Figure collection entries:
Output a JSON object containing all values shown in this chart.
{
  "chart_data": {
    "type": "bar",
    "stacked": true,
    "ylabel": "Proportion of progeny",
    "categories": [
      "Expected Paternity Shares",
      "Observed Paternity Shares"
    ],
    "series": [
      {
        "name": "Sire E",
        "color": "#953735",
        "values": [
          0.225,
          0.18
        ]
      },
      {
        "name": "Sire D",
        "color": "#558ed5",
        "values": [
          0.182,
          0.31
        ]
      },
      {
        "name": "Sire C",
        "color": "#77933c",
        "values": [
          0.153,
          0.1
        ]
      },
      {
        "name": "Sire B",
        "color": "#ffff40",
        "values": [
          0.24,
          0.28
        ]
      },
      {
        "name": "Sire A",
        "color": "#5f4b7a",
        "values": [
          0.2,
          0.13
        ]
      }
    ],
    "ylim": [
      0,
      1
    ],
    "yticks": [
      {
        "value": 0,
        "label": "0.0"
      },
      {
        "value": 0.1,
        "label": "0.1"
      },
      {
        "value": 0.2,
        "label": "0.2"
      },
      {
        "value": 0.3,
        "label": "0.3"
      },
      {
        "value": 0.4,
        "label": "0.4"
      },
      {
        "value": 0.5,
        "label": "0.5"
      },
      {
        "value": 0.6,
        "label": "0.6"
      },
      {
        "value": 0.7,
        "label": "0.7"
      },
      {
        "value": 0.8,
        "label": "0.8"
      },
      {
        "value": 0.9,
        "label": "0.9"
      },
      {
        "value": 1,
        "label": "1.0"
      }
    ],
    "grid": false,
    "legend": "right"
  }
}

§ Task brief
Send back all of the entries exactly, with nothing missing.

§ The answer
Output a JSON object containing all values shown in this chart.
{
  "chart_data": {
    "type": "bar",
    "stacked": true,
    "ylabel": "Proportion of progeny",
    "categories": [
      "Expected Paternity Shares",
      "Observed Paternity Shares"
    ],
    "series": [
      {
        "name": "Sire E",
        "color": "#953735",
        "values": [
          0.225,
          0.18
        ]
      },
      {
        "name": "Sire D",
        "color": "#558ed5",
        "values": [
          0.182,
          0.31
        ]
      },
      {
        "name": "Sire C",
        "color": "#77933c",
        "values": [
          0.153,
          0.1
        ]
      },
      {
        "name": "Sire B",
        "color": "#ffff40",
        "values": [
          0.24,
          0.28
        ]
      },
      {
        "name": "Sire A",
        "color": "#5f4b7a",
        "values": [
          0.2,
          0.13
        ]
      }
    ],
    "ylim": [
      0,
      1
    ],
    "yticks": [
      {
        "value": 0,
        "label": "0.0"
      },
      {
        "value": 0.1,
        "label": "0.1"
      },
      {
        "value": 0.2,
        "label": "0.2"
      },
      {
        "value": 0.3,
        "label": "0.3"
      },
      {
        "value": 0.4,
        "label": "0.4"
      },
      {
        "value": 0.5,
        "label": "0.5"
      },
      {
        "value": 0.6,
        "label": "0.6"
      },
      {
        "value": 0.7,
        "label": "0.7"
      },
      {
        "value": 0.8,
        "label": "0.8"
      },
      {
        "value": 0.9,
        "label": "0.9"
      },
      {
        "value": 1,
        "label": "1.0"
      }
    ],
    "grid": false,
    "legend": "right"
  }
}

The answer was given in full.